(Beginning of SOURCE DOCUMENT)

2009-04-15 Thread Todd Glassey

Lars Eggert wrote:

Hi, Todd,

On 2009-4-14, at 22:21, Todd Glassey wrote:

Fernando Gont wrote:

Lars Eggert wrote:
I agree with Joe that some of the hardening techniques that vendors 
are
implementing come with consequences (make TCP more brittle). To me, 
this

is a *reason* this document should be published via the IETF (i.e.,
TCPM) - we are probably in the best position to correctly evaluate and
classify the impact of various hardening techniques. Stack vendors 
have

been putting these mechanisms in to their stacks without clear
specifications and discussions of the potential upsides and downsides
that would let them make an educated decision. It seems clear to me 
that
the vendor community is looking for guidance here, and I do believe 
the

IETF should give it.



This is the reason for which the output of the CPNI project was
submitted as an IETF I-D.


Yeah - so then this would be tested across all of the local TCP
implementations including the MS, ATT *(i.e. Lachman Associates Inc)
and possibly Mentat's fast system?


Nothing would be tested, the IETF isn't in the business of auditing 
TCP stacks. 

Yo Lars Good-morning, let me respond. Sure it is... let me amplify -

Don't the IETF standards processes require the development of two or 
more independent implementations of any given protocol specification and 
the associated interoperability testing to document that the suite runs 
as advertised in the specification? - I generally refer to that as IOT 
(Inter-Operability Testing). And for what its worth the IETF's mergence 
towards a leading edge standards process also reinforces the importance 
of that testing too by the way.

(End of SOURCE DOCUMENT)
(Beginning of LISTED ENTRIES)

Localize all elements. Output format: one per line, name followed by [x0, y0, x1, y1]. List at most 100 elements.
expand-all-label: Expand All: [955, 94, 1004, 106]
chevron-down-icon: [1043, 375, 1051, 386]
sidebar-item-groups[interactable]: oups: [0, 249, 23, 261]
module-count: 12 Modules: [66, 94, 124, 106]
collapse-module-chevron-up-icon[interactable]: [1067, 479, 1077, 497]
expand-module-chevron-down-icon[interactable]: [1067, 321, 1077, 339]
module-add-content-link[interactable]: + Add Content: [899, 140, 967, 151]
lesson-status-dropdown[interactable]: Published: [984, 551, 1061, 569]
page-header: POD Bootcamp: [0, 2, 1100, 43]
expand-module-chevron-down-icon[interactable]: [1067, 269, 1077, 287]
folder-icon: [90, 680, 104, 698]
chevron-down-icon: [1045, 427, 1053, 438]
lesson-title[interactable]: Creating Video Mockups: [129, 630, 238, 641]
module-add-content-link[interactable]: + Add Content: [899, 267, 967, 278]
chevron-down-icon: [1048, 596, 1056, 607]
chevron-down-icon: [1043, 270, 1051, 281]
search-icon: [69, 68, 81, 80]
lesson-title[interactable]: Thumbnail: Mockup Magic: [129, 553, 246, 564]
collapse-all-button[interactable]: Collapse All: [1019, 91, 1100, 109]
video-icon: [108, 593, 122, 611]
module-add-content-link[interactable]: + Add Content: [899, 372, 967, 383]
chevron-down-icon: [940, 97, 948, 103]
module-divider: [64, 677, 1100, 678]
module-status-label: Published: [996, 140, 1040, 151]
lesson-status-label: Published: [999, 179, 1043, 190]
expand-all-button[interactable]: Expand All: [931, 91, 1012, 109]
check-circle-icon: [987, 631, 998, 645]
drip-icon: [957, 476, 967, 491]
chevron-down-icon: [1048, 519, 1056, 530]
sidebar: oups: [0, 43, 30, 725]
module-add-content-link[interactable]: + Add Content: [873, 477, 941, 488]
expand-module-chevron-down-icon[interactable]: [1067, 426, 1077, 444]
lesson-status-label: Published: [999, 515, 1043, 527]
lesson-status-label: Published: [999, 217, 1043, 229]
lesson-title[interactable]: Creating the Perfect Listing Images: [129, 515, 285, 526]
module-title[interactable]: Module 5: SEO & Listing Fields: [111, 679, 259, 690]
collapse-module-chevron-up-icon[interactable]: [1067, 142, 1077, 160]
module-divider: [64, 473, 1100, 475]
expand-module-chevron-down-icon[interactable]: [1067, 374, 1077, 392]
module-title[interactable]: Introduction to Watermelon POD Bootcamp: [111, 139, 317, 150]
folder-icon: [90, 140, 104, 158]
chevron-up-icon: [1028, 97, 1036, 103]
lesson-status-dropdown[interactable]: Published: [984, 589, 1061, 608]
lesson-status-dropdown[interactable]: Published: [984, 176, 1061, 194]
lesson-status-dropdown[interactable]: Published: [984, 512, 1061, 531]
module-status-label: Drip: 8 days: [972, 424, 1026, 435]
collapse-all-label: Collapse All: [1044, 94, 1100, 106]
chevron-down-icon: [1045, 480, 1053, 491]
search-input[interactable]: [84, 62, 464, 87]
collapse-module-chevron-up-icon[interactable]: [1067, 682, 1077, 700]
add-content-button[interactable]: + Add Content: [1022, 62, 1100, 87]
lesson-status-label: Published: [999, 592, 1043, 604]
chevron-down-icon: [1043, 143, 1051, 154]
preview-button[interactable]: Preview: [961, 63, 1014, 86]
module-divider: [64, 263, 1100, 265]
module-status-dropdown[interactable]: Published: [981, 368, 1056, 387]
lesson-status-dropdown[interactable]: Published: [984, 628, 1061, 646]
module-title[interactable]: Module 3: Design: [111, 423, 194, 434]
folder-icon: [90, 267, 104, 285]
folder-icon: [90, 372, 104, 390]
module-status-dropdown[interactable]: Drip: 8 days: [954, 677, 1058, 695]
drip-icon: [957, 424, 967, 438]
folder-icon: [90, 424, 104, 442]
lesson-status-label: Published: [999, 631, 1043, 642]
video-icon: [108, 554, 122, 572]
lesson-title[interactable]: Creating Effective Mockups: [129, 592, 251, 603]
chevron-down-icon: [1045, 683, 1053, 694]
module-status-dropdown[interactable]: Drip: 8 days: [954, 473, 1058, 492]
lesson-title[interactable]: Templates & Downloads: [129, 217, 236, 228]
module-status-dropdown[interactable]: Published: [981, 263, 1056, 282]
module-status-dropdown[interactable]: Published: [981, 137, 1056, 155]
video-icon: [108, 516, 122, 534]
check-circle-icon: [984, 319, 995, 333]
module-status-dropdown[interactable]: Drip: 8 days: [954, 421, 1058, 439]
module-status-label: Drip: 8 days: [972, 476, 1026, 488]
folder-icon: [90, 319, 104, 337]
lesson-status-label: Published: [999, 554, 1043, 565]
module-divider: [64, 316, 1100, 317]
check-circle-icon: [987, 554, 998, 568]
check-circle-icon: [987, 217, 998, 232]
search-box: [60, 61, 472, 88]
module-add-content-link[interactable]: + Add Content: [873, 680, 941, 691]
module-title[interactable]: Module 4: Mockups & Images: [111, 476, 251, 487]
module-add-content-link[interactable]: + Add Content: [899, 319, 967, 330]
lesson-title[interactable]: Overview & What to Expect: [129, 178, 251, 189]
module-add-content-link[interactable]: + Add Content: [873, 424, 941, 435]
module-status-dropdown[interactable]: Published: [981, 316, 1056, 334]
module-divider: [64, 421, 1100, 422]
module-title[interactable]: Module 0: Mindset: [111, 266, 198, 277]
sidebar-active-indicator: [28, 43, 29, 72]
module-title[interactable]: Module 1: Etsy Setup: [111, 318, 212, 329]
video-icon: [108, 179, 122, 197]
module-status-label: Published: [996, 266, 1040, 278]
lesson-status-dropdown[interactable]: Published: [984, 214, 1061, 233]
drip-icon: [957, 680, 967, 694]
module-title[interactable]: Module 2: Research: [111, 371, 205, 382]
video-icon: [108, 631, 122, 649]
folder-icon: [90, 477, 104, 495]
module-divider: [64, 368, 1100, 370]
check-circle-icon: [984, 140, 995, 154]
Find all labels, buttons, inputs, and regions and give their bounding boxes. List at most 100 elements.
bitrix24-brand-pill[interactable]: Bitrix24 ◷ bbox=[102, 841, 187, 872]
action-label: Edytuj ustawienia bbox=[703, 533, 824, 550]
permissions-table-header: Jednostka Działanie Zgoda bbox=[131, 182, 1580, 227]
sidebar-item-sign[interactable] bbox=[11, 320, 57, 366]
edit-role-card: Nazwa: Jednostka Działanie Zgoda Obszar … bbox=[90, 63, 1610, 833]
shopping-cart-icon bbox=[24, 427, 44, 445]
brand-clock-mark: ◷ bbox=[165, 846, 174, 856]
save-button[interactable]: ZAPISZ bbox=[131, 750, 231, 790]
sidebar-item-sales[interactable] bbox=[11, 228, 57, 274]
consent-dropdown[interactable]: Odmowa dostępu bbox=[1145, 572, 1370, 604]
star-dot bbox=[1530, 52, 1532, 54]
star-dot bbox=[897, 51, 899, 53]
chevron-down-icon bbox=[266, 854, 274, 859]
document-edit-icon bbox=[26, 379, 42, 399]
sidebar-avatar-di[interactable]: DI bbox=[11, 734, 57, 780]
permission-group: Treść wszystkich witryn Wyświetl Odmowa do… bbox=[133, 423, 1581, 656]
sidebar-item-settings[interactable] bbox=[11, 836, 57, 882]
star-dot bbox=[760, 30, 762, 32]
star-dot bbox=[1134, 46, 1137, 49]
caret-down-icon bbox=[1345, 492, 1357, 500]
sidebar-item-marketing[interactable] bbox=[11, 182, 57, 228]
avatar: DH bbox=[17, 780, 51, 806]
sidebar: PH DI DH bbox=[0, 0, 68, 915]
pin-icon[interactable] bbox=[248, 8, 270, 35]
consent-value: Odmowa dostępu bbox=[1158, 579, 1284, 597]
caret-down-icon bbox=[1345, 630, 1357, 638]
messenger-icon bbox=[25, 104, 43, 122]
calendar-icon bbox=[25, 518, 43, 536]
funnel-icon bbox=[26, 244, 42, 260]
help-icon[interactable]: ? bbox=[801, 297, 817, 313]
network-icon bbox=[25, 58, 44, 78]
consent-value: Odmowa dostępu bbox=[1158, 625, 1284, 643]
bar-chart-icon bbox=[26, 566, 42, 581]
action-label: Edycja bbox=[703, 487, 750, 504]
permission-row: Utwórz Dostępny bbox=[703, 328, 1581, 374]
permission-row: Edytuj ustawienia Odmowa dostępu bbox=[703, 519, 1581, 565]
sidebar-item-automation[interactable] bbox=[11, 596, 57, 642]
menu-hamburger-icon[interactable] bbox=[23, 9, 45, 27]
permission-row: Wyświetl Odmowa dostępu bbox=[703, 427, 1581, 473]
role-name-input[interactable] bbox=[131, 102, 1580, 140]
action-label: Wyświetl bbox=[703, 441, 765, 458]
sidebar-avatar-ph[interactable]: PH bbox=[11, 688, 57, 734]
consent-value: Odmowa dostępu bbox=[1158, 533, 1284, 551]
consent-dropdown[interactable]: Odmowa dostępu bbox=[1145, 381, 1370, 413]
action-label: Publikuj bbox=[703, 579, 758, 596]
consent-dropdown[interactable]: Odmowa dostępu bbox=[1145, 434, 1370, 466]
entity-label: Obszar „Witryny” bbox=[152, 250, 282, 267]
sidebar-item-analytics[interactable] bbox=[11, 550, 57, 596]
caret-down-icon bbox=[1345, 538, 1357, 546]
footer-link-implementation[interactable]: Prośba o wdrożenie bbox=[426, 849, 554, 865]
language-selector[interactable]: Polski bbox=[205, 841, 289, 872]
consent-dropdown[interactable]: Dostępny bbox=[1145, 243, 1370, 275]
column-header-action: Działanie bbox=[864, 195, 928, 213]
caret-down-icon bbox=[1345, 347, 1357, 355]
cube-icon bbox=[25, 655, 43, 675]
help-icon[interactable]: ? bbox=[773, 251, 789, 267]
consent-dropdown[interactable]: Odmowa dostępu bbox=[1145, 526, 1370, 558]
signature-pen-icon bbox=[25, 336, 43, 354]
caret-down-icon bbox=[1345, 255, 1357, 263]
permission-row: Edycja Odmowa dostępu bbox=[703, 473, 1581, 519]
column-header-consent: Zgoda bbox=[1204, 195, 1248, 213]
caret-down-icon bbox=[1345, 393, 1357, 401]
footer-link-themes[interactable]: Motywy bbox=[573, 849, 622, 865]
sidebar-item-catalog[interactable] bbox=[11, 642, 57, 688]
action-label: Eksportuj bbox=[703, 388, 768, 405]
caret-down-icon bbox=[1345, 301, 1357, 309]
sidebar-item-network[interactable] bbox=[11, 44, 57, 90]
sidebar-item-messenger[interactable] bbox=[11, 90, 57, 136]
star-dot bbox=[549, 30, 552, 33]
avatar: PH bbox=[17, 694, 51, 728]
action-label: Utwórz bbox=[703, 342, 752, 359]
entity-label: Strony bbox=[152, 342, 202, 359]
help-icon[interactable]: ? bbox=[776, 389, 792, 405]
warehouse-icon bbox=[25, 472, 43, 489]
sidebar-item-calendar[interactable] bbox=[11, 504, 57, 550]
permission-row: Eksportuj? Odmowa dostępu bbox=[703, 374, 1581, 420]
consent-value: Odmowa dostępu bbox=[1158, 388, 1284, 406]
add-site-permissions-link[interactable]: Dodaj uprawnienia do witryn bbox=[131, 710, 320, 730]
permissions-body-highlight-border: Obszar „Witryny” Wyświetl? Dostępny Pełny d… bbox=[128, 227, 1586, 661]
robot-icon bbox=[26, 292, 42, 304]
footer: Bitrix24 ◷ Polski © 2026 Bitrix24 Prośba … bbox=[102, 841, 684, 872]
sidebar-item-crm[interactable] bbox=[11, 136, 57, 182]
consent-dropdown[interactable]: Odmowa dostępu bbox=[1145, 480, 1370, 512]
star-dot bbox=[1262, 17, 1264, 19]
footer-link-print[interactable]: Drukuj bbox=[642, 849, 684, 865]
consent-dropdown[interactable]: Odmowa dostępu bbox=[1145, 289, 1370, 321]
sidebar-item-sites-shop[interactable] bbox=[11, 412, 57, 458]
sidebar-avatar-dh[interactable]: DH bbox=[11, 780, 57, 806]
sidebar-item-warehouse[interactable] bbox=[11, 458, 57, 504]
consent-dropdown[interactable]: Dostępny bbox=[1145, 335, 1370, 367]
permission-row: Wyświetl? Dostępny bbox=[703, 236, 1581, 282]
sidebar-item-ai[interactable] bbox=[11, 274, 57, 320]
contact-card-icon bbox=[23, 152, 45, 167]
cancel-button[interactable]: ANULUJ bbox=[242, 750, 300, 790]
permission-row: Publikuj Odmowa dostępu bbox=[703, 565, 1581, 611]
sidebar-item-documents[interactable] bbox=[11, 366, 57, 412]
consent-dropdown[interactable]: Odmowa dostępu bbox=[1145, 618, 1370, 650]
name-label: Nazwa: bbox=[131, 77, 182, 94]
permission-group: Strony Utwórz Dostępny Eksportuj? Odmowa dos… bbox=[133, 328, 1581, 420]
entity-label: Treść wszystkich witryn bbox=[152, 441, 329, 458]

(End of LISTED ENTRIES)

* EXERCISE DESCRIPTION *
Continue the email thread on TCP hardening techniques, starting after its last sentence.

* EXERCISE ANSWER *
By comparison, in trailing edge standards processes the IOT is 
accomplished in the various implementations which are done in the 
industry. In leading edge models where there is genesis happening the 
testing would have to be included in the implementation of any 
prototypes of the stack or system and its operations.


This IMHO is the real issue with the worlds abuse of the IETF's 
processes - they seem to think that RFC's are standards and there are 
many here who use that to substantiate their technological advantage in 
their marketing, meaning that they derive financial value from 
misrepresenting this to the commercial community as well I think. The 
fix for that is to make RFC's unreliable for use as a protocol 
specification for anything other than a Standards Track effort as they 
should be - a Request For Comments rather than something the Trust's 
selling access to.


Todd Glassey
What we're talking about is describing attack vectors, potential 
countermeasures and the the impact (downsides) those countermeasures 
might come with. Implementors will need to decide for themselves if 
and how to apply any of these techniques to their stacks.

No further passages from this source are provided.